• [Exercise description] Identify every line in the records below that contains the word "dash", and copy each of those lines.
#### Input for this task
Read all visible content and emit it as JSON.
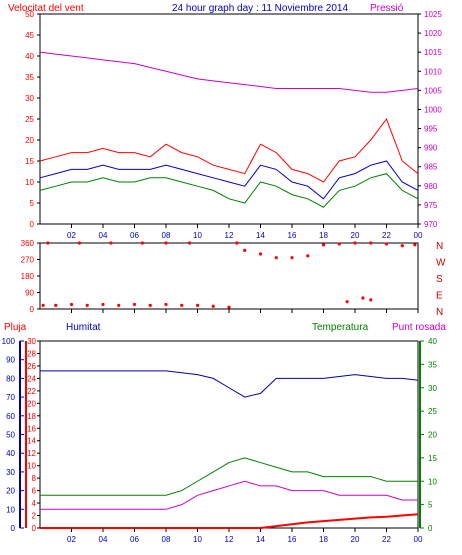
{
  "title": "24 hour graph day : 11 Noviembre 2014",
  "colors": {
    "wind": "#ff0000",
    "wind_avg": "#0000cc",
    "wind_gust": "#008000",
    "pressure": "#cc00cc",
    "direction": "#ff0000",
    "rain": "#ff0000",
    "humidity": "#0000aa",
    "temperature": "#008000",
    "dewpoint": "#cc00cc",
    "grid": "#808080",
    "frame": "#000000"
  },
  "x_ticks": [
    "02",
    "04",
    "06",
    "08",
    "10",
    "12",
    "14",
    "16",
    "18",
    "20",
    "22",
    "00"
  ],
  "chart_data": [
    {
      "type": "line",
      "panel": "wind_pressure",
      "left_label": "Velocitat del vent",
      "right_label": "Pressió",
      "left_ticks": [
        "0",
        "5",
        "10",
        "15",
        "20",
        "25",
        "30",
        "35",
        "40",
        "45",
        "50"
      ],
      "right_ticks": [
        "970",
        "975",
        "980",
        "985",
        "990",
        "995",
        "1000",
        "1005",
        "1010",
        "1015",
        "1020",
        "1025"
      ],
      "ylim_left": [
        0,
        50
      ],
      "ylim_right": [
        970,
        1025
      ],
      "hours": [
        0,
        1,
        2,
        3,
        4,
        5,
        6,
        7,
        8,
        9,
        10,
        11,
        12,
        13,
        14,
        15,
        16,
        17,
        18,
        19,
        20,
        21,
        22,
        23,
        24
      ],
      "series": [
        {
          "axis": "left",
          "key": "wind",
          "values": [
            15,
            16,
            17,
            17,
            18,
            17,
            17,
            16,
            19,
            17,
            16,
            14,
            13,
            12,
            19,
            17,
            13,
            12,
            10,
            15,
            16,
            20,
            25,
            15,
            12
          ]
        },
        {
          "axis": "left",
          "key": "wind_avg",
          "values": [
            11,
            12,
            13,
            13,
            14,
            13,
            13,
            13,
            14,
            13,
            12,
            11,
            10,
            9,
            14,
            13,
            10,
            9,
            6,
            11,
            12,
            14,
            15,
            10,
            8
          ]
        },
        {
          "axis": "left",
          "key": "wind_gust",
          "values": [
            8,
            9,
            10,
            10,
            11,
            10,
            10,
            11,
            11,
            10,
            9,
            8,
            6,
            5,
            10,
            9,
            7,
            6,
            4,
            8,
            9,
            11,
            12,
            8,
            6
          ]
        },
        {
          "axis": "right",
          "key": "pressure",
          "values": [
            1015,
            1014.5,
            1014,
            1013.5,
            1013,
            1012.5,
            1012,
            1011,
            1010,
            1009,
            1008,
            1007.5,
            1007,
            1006.5,
            1006,
            1005.5,
            1005.5,
            1005.5,
            1005.5,
            1005.5,
            1005,
            1004.5,
            1004.5,
            1005,
            1005.5
          ]
        }
      ]
    },
    {
      "type": "scatter",
      "panel": "wind_direction",
      "ticks": [
        "0",
        "90",
        "180",
        "270",
        "360"
      ],
      "compass": [
        "N",
        "W",
        "S",
        "E",
        "N"
      ],
      "ylim": [
        0,
        360
      ],
      "points": [
        [
          0.2,
          20
        ],
        [
          1,
          20
        ],
        [
          2,
          25
        ],
        [
          3,
          20
        ],
        [
          4,
          25
        ],
        [
          5,
          20
        ],
        [
          6,
          25
        ],
        [
          7,
          20
        ],
        [
          8,
          25
        ],
        [
          9,
          20
        ],
        [
          10,
          20
        ],
        [
          11,
          15
        ],
        [
          12,
          10
        ],
        [
          13,
          320
        ],
        [
          14,
          300
        ],
        [
          15,
          280
        ],
        [
          16,
          280
        ],
        [
          17,
          290
        ],
        [
          18,
          350
        ],
        [
          19,
          355
        ],
        [
          20,
          360
        ],
        [
          21,
          360
        ],
        [
          22,
          355
        ],
        [
          23,
          345
        ],
        [
          23.8,
          350
        ],
        [
          0.5,
          360
        ],
        [
          2.5,
          360
        ],
        [
          4.5,
          360
        ],
        [
          6.5,
          360
        ],
        [
          8,
          360
        ],
        [
          9.5,
          360
        ],
        [
          12.5,
          360
        ],
        [
          19.5,
          40
        ],
        [
          20.5,
          60
        ],
        [
          21,
          50
        ]
      ]
    },
    {
      "type": "line",
      "panel": "temp_humidity_rain",
      "left_label": "Pluja",
      "humidity_label": "Humitat",
      "temperature_label": "Temperatura",
      "dewpoint_label": "Punt rosada",
      "humidity_ticks": [
        "0",
        "10",
        "20",
        "30",
        "40",
        "50",
        "60",
        "70",
        "80",
        "90",
        "100"
      ],
      "rain_ticks": [
        "0",
        "2",
        "4",
        "6",
        "8",
        "10",
        "12",
        "14",
        "16",
        "18",
        "20",
        "22",
        "24",
        "26",
        "28",
        "30"
      ],
      "temp_ticks": [
        "0",
        "5",
        "10",
        "15",
        "20",
        "25",
        "30",
        "35",
        "40"
      ],
      "ylim_humidity": [
        0,
        100
      ],
      "ylim_rain": [
        0,
        30
      ],
      "ylim_temp": [
        0,
        40
      ],
      "hours": [
        0,
        1,
        2,
        3,
        4,
        5,
        6,
        7,
        8,
        9,
        10,
        11,
        12,
        13,
        14,
        15,
        16,
        17,
        18,
        19,
        20,
        21,
        22,
        23,
        24
      ],
      "series": [
        {
          "axis": "humidity",
          "key": "humidity",
          "values": [
            84,
            84,
            84,
            84,
            84,
            84,
            84,
            84,
            84,
            83,
            82,
            80,
            75,
            70,
            72,
            80,
            80,
            80,
            80,
            81,
            82,
            81,
            80,
            80,
            79
          ]
        },
        {
          "axis": "temp",
          "key": "temperature",
          "values": [
            7,
            7,
            7,
            7,
            7,
            7,
            7,
            7,
            7,
            8,
            10,
            12,
            14,
            15,
            14,
            13,
            12,
            12,
            11,
            11,
            11,
            11,
            10,
            10,
            10
          ]
        },
        {
          "axis": "temp",
          "key": "dewpoint",
          "values": [
            4,
            4,
            4,
            4,
            4,
            4,
            4,
            4,
            4,
            5,
            7,
            8,
            9,
            10,
            9,
            9,
            8,
            8,
            8,
            7,
            7,
            7,
            7,
            6,
            6
          ]
        },
        {
          "axis": "rain",
          "key": "rain",
          "values": [
            0,
            0,
            0,
            0,
            0,
            0,
            0,
            0,
            0,
            0,
            0,
            0,
            0,
            0,
            0,
            0.3,
            0.6,
            0.9,
            1.1,
            1.3,
            1.5,
            1.7,
            1.8,
            2.0,
            2.2
          ]
        }
      ]
    }
  ]
}
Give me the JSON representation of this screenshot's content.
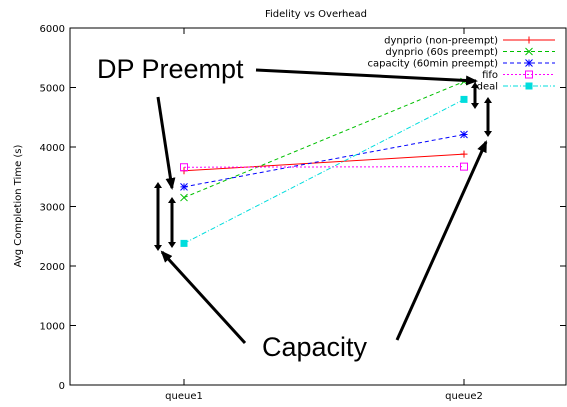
{
  "chart_data": {
    "type": "line",
    "title": "Fidelity vs Overhead",
    "xlabel": "",
    "ylabel": "Avg Completion Time (s)",
    "categories": [
      "queue1",
      "queue2"
    ],
    "ylim": [
      0,
      6000
    ],
    "yticks": [
      0,
      1000,
      2000,
      3000,
      4000,
      5000,
      6000
    ],
    "grid": false,
    "legend_position": "top-right",
    "series": [
      {
        "name": "dynprio (non-preempt)",
        "values": [
          3600,
          3880
        ],
        "color": "#ff0000",
        "dash": "solid",
        "marker": "plus"
      },
      {
        "name": "dynprio (60s preempt)",
        "values": [
          3150,
          5100
        ],
        "color": "#00c000",
        "dash": "dashed",
        "marker": "x"
      },
      {
        "name": "capacity (60min preempt)",
        "values": [
          3330,
          4210
        ],
        "color": "#0000ff",
        "dash": "dashed",
        "marker": "star"
      },
      {
        "name": "fifo",
        "values": [
          3660,
          3670
        ],
        "color": "#ff00ff",
        "dash": "dotted",
        "marker": "square"
      },
      {
        "name": "ideal",
        "values": [
          2380,
          4800
        ],
        "color": "#00dddd",
        "dash": "dashdot",
        "marker": "filled-square"
      }
    ],
    "annotations": [
      {
        "text": "DP Preempt"
      },
      {
        "text": "Capacity"
      }
    ]
  }
}
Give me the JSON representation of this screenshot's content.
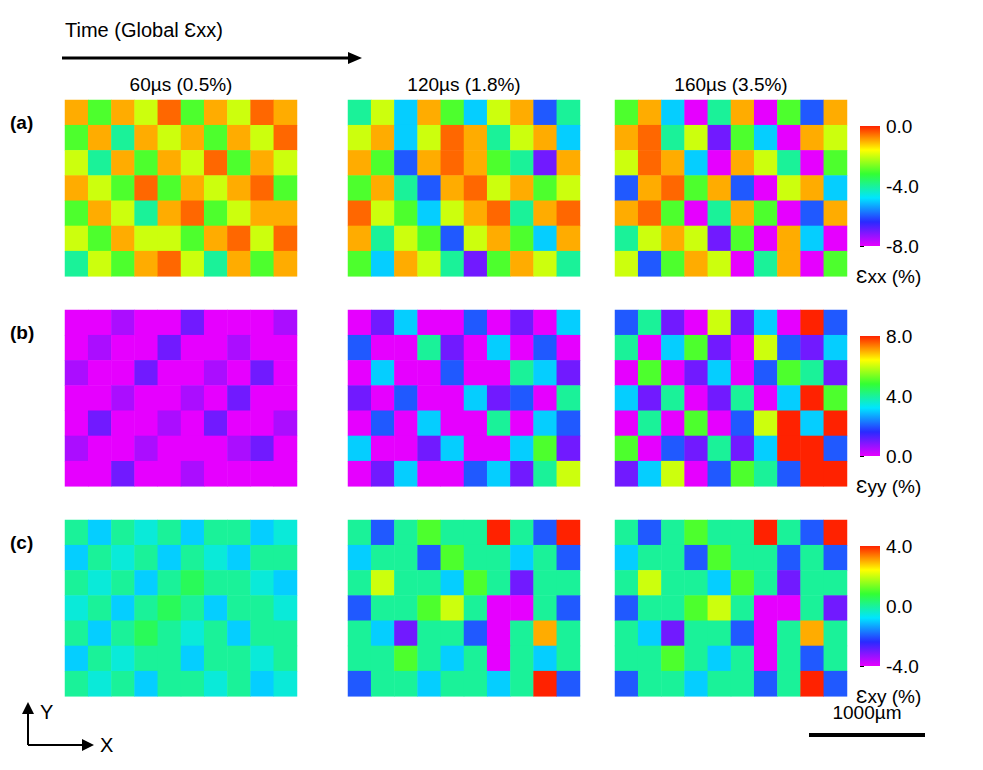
########
• [Worked solution]
        "dash": "solid",
        "dash": "dashed",
        "dash": "dashed",
        "dash": "dotted",
        "dash": "dashdot",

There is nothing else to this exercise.